Supplied text |
= = = = =
Simply put, when the client (Chrome, IE) says "I can decompress these types," the server looks at the requested type and compresses accordingly.
[
Amazon CloudFront - New Gzip Compression Feature! | Amazon Web Services You can deliver content to users worldwide with low latency using Amazon CloudFront. Starting today, CloudFront supports Gzip compression. You can enable this feature for specific CloudFront distributions... aws.amazon.com
](https://aws.amazon.com/ko/blogs/korea/new-gzip-compression-support-for-amazon-cloudfront/) Almost all CDN providers offer GZIP-related headers, so use them actively.
I spoke in terms of web browsers, but recent HTTP Clients (okhttp3, Apache Http Client) support this spec.
Just check the option and use it to reduce content costs with minimal resources.
5. Reflections After Running a Cost Reduction Project in a Product Team

A wild developer appeared.
Honestly, product teams really dislike these cost reduction projects. It's because they significantly affect the stability of a service that's running fine. At my company, fortunately, we were able to proceed without issues through close collaboration with the client developer.
I'd like to briefly share what I felt while leading this cost reduction effort.
1. Share actual costs and figures with all developers to motivate them.
At first, the client developers weren't very enthusiastic. It was because of what I mentioned above.
I thought about how to persuade them and decided to show visible numbers.
I can't reveal absolute figures on this blog, but,
As explained in the section above, after understanding the current situation, I told them "this much cost reduction is possible per task for total AWS costs."
As a result, I believe we gave the developers good motivation, and I think we received good results in 2020... (I'll explain why I'm trailing off at the end)
2. Cost reduction projects should be done in phases rather than all at once
It would be great if we could dedicate 100% of the product developers' M/M (man-months) to this, but that's not the reality of profit-making companies. In such cases, it's important to have an overall plan and apply it to services in stages.
= = = = =
Work instruction 1 |
According to the cost reduction write-up, why do product teams dislike cost reduction projects?
Work instruction 2 |
Which web browsers and HTTP clients does the cost reduction write-up name?
Work instruction 3 |
Carry on the cost reduction write-up from its final sentence.

Data under study |
= = = = =
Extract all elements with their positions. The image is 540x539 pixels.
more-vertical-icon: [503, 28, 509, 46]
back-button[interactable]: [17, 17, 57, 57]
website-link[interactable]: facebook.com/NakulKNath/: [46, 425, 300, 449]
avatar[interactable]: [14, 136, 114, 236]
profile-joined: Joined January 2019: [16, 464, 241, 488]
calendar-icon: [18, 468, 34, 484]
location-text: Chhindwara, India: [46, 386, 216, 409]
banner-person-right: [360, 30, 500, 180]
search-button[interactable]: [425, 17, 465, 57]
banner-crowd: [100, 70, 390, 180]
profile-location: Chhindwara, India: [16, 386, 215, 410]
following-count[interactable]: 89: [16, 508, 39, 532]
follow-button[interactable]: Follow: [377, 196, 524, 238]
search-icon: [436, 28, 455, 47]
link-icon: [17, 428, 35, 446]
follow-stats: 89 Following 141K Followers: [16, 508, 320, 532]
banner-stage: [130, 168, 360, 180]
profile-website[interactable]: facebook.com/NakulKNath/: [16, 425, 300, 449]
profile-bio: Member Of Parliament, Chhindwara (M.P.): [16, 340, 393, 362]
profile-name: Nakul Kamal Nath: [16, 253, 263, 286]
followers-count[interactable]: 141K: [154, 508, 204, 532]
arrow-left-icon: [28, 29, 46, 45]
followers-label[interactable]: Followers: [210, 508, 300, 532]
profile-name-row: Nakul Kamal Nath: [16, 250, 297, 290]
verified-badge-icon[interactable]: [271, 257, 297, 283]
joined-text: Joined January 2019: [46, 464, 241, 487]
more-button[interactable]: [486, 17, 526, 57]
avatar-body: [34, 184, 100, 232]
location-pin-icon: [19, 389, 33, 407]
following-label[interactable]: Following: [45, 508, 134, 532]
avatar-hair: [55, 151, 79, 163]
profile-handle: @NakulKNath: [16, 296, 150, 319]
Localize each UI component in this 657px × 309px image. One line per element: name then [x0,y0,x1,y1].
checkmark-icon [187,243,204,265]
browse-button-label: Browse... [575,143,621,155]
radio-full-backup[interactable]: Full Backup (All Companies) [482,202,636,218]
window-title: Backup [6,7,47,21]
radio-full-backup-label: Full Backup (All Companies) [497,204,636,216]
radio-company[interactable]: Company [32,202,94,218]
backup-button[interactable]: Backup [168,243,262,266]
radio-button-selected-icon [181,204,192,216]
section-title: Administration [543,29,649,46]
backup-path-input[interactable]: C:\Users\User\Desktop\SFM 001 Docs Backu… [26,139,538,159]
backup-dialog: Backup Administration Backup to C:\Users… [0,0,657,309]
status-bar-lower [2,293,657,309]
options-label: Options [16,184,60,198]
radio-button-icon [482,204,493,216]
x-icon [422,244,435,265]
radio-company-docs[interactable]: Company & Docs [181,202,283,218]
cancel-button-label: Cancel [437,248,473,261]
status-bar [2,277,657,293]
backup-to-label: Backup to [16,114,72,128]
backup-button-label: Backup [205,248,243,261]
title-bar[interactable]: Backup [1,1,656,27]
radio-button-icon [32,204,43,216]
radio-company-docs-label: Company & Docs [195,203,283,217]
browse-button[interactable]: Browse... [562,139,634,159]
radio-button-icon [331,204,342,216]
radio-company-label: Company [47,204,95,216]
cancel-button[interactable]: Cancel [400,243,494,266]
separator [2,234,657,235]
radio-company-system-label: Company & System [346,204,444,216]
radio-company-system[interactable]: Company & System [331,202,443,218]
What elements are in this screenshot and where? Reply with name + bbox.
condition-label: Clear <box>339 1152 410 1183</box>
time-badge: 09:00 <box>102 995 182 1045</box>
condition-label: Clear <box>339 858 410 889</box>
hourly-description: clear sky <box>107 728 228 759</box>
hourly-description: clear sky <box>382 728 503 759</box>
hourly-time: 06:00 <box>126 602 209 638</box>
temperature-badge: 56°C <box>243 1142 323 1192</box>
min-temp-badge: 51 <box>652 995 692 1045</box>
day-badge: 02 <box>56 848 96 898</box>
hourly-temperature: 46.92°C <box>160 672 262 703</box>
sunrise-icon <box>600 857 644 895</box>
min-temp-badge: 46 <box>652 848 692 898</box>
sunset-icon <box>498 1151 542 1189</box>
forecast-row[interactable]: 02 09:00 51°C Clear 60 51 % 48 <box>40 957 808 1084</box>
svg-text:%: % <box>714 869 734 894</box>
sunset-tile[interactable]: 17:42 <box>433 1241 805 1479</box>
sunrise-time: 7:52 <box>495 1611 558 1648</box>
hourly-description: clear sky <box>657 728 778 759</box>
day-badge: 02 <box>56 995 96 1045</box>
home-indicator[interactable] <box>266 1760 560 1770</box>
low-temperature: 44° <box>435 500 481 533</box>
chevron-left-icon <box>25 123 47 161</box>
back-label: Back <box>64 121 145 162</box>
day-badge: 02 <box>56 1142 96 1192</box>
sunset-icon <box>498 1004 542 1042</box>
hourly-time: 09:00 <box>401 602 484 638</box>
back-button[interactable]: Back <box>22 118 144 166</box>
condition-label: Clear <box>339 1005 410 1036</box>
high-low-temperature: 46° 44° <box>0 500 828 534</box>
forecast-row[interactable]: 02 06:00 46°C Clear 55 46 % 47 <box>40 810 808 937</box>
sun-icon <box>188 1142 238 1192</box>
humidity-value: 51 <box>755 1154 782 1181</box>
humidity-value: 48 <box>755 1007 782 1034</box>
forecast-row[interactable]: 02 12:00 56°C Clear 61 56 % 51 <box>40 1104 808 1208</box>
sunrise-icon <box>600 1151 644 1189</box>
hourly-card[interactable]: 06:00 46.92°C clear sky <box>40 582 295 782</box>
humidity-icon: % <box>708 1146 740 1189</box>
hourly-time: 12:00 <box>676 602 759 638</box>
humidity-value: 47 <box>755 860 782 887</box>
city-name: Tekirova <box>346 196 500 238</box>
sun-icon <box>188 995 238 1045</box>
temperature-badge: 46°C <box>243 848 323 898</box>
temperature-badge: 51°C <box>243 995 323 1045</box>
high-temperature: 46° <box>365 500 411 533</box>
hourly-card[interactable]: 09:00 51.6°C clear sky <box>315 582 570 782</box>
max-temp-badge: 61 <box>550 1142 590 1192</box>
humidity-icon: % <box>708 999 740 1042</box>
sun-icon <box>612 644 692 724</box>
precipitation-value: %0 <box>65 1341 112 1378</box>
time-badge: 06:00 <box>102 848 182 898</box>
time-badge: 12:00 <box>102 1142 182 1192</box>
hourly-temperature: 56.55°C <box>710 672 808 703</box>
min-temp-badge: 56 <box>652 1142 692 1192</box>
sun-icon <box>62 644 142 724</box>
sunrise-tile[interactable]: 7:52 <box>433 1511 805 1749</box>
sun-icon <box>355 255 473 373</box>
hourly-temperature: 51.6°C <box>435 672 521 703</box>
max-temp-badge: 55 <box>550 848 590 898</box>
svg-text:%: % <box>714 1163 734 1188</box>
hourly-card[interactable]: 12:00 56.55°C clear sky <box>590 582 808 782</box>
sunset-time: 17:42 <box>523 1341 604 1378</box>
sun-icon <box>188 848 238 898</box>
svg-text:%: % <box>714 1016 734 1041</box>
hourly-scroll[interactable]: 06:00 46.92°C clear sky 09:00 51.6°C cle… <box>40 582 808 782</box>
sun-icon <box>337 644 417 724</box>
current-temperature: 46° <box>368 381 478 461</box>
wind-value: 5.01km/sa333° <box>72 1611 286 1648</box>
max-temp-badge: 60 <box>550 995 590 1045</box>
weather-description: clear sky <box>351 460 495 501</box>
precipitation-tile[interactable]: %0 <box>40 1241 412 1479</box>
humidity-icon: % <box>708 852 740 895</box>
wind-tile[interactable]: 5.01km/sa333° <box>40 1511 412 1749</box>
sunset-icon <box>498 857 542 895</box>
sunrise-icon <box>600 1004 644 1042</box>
= = = = =
Output 1 |
They significantly affect the stability of a service that's running fine.

Output 2 |
Chrome, IE, okhttp3, Apache Http Client

Output 3 |
- Plan A (Jan ~ Mar): Cost optimization for XX feature- Plan A Monitoring/Results Report (2 weeks after launch): Traffic and cost reduction after release- Plan B (Apr ~ May): Cost optimization for XX feature- Plan B Monitoring/Results Report (2 weeks after launch): Traffic and cost reduction after release
Doing it in phases is important not only for developer resources but also for reporting results.
'We reduced costs by this much through cost reduction for Feature A' is the hottest topic at weekly meetings and the most important issue for management. Also, these metrics help estimate how much cost reduction is possible relative to developer resources for similar future tasks.
As a side note, I once wanted to release as quickly as possible and released two features together, which caused a lot of trouble with issues like these.
3. When reporting to upper management, leave about 10% as a buffer.
I think this is more important than it sounds. If cost reduction falls short, you'll be under scrutiny, but if it exceeds expectations, you can walk around with your head held high.
When sharing progress in 'weekly reports', 'monthly reports', etc., have the sense to leave about a 10% buffer from your expected cost reduction.
As a side note, while working with the client developers, we thought 'will we get a fat incentive in 2021?!' but actually, I ended up leaving the company right after completing the main cost reduction work. It's a shame, but I have no regrets since it was a move for a more important choice.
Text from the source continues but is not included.